>> Begin Records shown
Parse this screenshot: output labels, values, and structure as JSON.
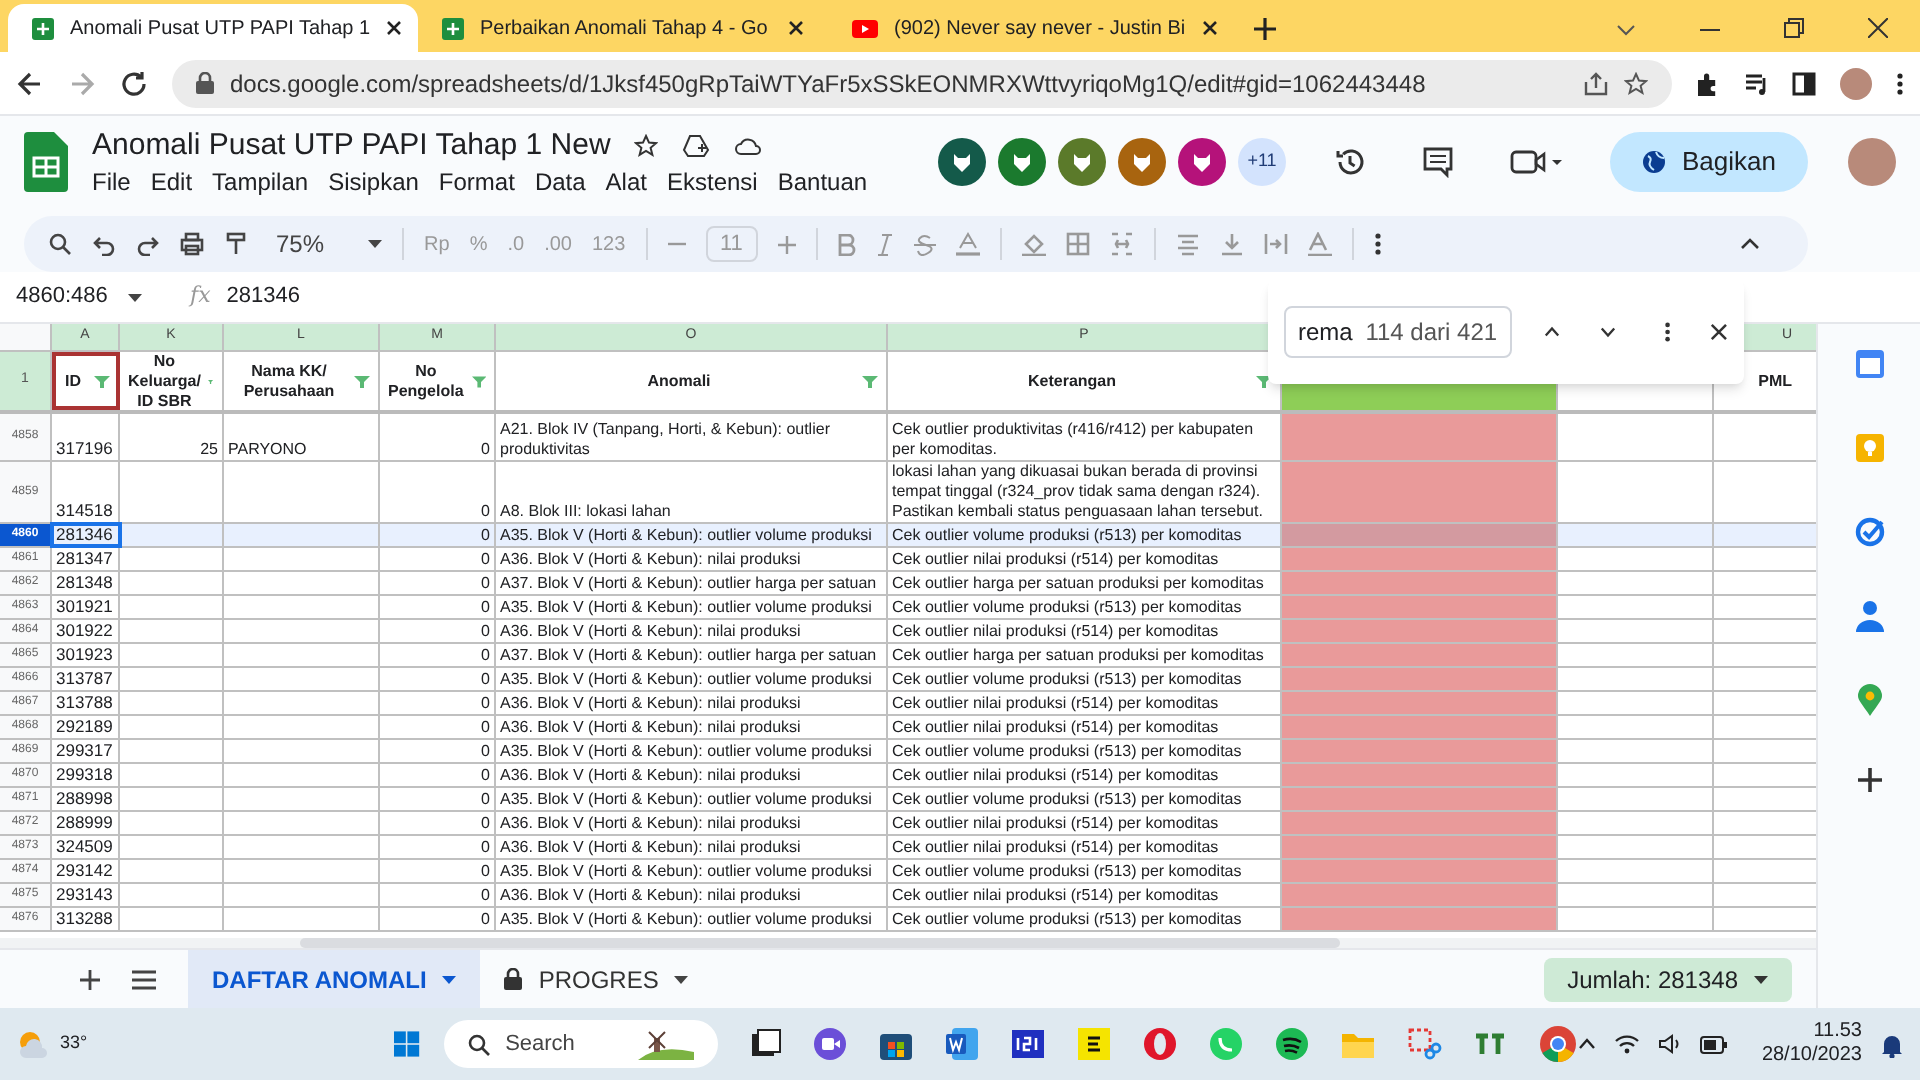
{
  "browser": {
    "tabs": [
      {
        "title": "Anomali Pusat UTP PAPI Tahap 1",
        "kind": "sheets",
        "selected": true
      },
      {
        "title": "Perbaikan Anomali Tahap 4 - Go",
        "kind": "sheets",
        "selected": false
      },
      {
        "title": "(902) Never say never - Justin Bi",
        "kind": "youtube",
        "selected": false
      }
    ],
    "url": "docs.google.com/spreadsheets/d/1Jksf450gRpTaiWTYaFr5xSSkEONMRXWttvyriqoMg1Q/edit#gid=1062443448"
  },
  "doc": {
    "title": "Anomali Pusat UTP PAPI Tahap 1 New",
    "menu": [
      "File",
      "Edit",
      "Tampilan",
      "Sisipkan",
      "Format",
      "Data",
      "Alat",
      "Ekstensi",
      "Bantuan"
    ],
    "collaborators": [
      {
        "color": "#145a4a"
      },
      {
        "color": "#1b7a2e"
      },
      {
        "color": "#5b7a2a"
      },
      {
        "color": "#a8640f"
      },
      {
        "color": "#b5127a"
      }
    ],
    "more_collaborators": "+11",
    "share": "Bagikan"
  },
  "toolbar": {
    "zoom": "75%",
    "format_items": [
      "Rp",
      "%",
      ".0",
      ".00",
      "123"
    ],
    "font_size": "11"
  },
  "formula_bar": {
    "name_box": "4860:486",
    "fx": "fx",
    "formula": "281346"
  },
  "columns": [
    {
      "letter": "A",
      "title": "ID"
    },
    {
      "letter": "K",
      "title": "No Keluarga/ ID SBR"
    },
    {
      "letter": "L",
      "title": "Nama KK/ Perusahaan"
    },
    {
      "letter": "M",
      "title": "No Pengelola"
    },
    {
      "letter": "O",
      "title": "Anomali"
    },
    {
      "letter": "P",
      "title": "Keterangan"
    },
    {},
    {},
    {
      "letter": "U",
      "title": "PML"
    }
  ],
  "header_row": "1",
  "rows": [
    {
      "num": "4858",
      "id": "317196",
      "k": "25",
      "l": "PARYONO",
      "m": "0",
      "anomali": "A21. Blok IV (Tanpang, Horti, & Kebun): outlier produktivitas",
      "keterangan": "Cek outlier produktivitas (r416/r412) per kabupaten per komoditas.",
      "selected": false
    },
    {
      "num": "4859",
      "id": "314518",
      "k": "",
      "l": "",
      "m": "0",
      "anomali": "A8. Blok III: lokasi lahan",
      "keterangan": "lokasi lahan yang dikuasai bukan berada di provinsi tempat tinggal (r324_prov tidak sama dengan r324). Pastikan kembali status penguasaan lahan tersebut.",
      "selected": false
    },
    {
      "num": "4860",
      "id": "281346",
      "k": "",
      "l": "",
      "m": "0",
      "anomali": "A35. Blok V (Horti & Kebun): outlier volume produksi",
      "keterangan": "Cek outlier volume produksi (r513) per komoditas",
      "selected": true
    },
    {
      "num": "4861",
      "id": "281347",
      "k": "",
      "l": "",
      "m": "0",
      "anomali": "A36. Blok V (Horti & Kebun): nilai produksi",
      "keterangan": "Cek outlier nilai produksi (r514) per komoditas",
      "selected": false
    },
    {
      "num": "4862",
      "id": "281348",
      "k": "",
      "l": "",
      "m": "0",
      "anomali": "A37. Blok V (Horti & Kebun): outlier harga per satuan",
      "keterangan": "Cek outlier harga per satuan produksi per komoditas",
      "selected": false
    },
    {
      "num": "4863",
      "id": "301921",
      "k": "",
      "l": "",
      "m": "0",
      "anomali": "A35. Blok V (Horti & Kebun): outlier volume produksi",
      "keterangan": "Cek outlier volume produksi (r513) per komoditas",
      "selected": false
    },
    {
      "num": "4864",
      "id": "301922",
      "k": "",
      "l": "",
      "m": "0",
      "anomali": "A36. Blok V (Horti & Kebun): nilai produksi",
      "keterangan": "Cek outlier nilai produksi (r514) per komoditas",
      "selected": false
    },
    {
      "num": "4865",
      "id": "301923",
      "k": "",
      "l": "",
      "m": "0",
      "anomali": "A37. Blok V (Horti & Kebun): outlier harga per satuan",
      "keterangan": "Cek outlier harga per satuan produksi per komoditas",
      "selected": false
    },
    {
      "num": "4866",
      "id": "313787",
      "k": "",
      "l": "",
      "m": "0",
      "anomali": "A35. Blok V (Horti & Kebun): outlier volume produksi",
      "keterangan": "Cek outlier volume produksi (r513) per komoditas",
      "selected": false
    },
    {
      "num": "4867",
      "id": "313788",
      "k": "",
      "l": "",
      "m": "0",
      "anomali": "A36. Blok V (Horti & Kebun): nilai produksi",
      "keterangan": "Cek outlier nilai produksi (r514) per komoditas",
      "selected": false
    },
    {
      "num": "4868",
      "id": "292189",
      "k": "",
      "l": "",
      "m": "0",
      "anomali": "A36. Blok V (Horti & Kebun): nilai produksi",
      "keterangan": "Cek outlier nilai produksi (r514) per komoditas",
      "selected": false
    },
    {
      "num": "4869",
      "id": "299317",
      "k": "",
      "l": "",
      "m": "0",
      "anomali": "A35. Blok V (Horti & Kebun): outlier volume produksi",
      "keterangan": "Cek outlier volume produksi (r513) per komoditas",
      "selected": false
    },
    {
      "num": "4870",
      "id": "299318",
      "k": "",
      "l": "",
      "m": "0",
      "anomali": "A36. Blok V (Horti & Kebun): nilai produksi",
      "keterangan": "Cek outlier nilai produksi (r514) per komoditas",
      "selected": false
    },
    {
      "num": "4871",
      "id": "288998",
      "k": "",
      "l": "",
      "m": "0",
      "anomali": "A35. Blok V (Horti & Kebun): outlier volume produksi",
      "keterangan": "Cek outlier volume produksi (r513) per komoditas",
      "selected": false
    },
    {
      "num": "4872",
      "id": "288999",
      "k": "",
      "l": "",
      "m": "0",
      "anomali": "A36. Blok V (Horti & Kebun): nilai produksi",
      "keterangan": "Cek outlier nilai produksi (r514) per komoditas",
      "selected": false
    },
    {
      "num": "4873",
      "id": "324509",
      "k": "",
      "l": "",
      "m": "0",
      "anomali": "A36. Blok V (Horti & Kebun): nilai produksi",
      "keterangan": "Cek outlier nilai produksi (r514) per komoditas",
      "selected": false
    },
    {
      "num": "4874",
      "id": "293142",
      "k": "",
      "l": "",
      "m": "0",
      "anomali": "A35. Blok V (Horti & Kebun): outlier volume produksi",
      "keterangan": "Cek outlier volume produksi (r513) per komoditas",
      "selected": false
    },
    {
      "num": "4875",
      "id": "293143",
      "k": "",
      "l": "",
      "m": "0",
      "anomali": "A36. Blok V (Horti & Kebun): nilai produksi",
      "keterangan": "Cek outlier nilai produksi (r514) per komoditas",
      "selected": false
    },
    {
      "num": "4876",
      "id": "313288",
      "k": "",
      "l": "",
      "m": "0",
      "anomali": "A35. Blok V (Horti & Kebun): outlier volume produksi",
      "keterangan": "Cek outlier volume produksi (r513) per komoditas",
      "selected": false
    }
  ],
  "find_bar": {
    "query": "rema",
    "count": "114 dari 421"
  },
  "sheets": [
    {
      "label": "DAFTAR ANOMALI",
      "locked": false,
      "selected": true
    },
    {
      "label": "PROGRES",
      "locked": true,
      "selected": false
    }
  ],
  "sum": "Jumlah: 281348",
  "taskbar": {
    "weather": "33°",
    "search": "Search",
    "time": "11.53",
    "date": "28/10/2023"
  }
}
>> End Records shown
What is required – Select all lines with the word "lokasi" from the entries above.

Answer to the problem –
      "anomali": "A8. Blok III: lokasi lahan",
      "keterangan": "lokasi lahan yang dikuasai bukan berada di provinsi tempat tinggal (r324_prov tidak sama dengan r324). Pastikan kembali status penguasaan lahan tersebut.",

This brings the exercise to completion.